Dataset entries:
··········

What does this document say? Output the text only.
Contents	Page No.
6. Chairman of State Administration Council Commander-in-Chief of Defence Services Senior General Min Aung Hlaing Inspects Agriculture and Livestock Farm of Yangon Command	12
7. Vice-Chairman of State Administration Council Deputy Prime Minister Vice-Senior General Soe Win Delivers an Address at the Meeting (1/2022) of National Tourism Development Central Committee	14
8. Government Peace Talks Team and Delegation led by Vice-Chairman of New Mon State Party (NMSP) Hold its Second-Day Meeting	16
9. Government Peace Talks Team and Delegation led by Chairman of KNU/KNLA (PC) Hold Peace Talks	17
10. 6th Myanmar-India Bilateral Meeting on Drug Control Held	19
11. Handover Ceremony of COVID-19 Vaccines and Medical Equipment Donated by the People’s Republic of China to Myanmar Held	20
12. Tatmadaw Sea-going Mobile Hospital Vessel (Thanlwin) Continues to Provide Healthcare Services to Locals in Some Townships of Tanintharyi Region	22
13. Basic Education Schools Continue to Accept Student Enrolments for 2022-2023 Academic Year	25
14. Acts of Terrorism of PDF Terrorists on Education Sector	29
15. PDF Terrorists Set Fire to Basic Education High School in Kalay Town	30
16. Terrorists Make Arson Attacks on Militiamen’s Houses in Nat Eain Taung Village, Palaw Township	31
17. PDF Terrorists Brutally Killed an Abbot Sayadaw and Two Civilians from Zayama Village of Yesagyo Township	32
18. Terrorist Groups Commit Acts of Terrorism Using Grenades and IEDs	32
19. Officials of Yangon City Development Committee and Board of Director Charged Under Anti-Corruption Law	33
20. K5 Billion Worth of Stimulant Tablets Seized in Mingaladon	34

··········

Exercise requirements:
Go through the listing above line by line and say how many lines hold the word "Meeting". Reply with that number only.

Output of the task:
3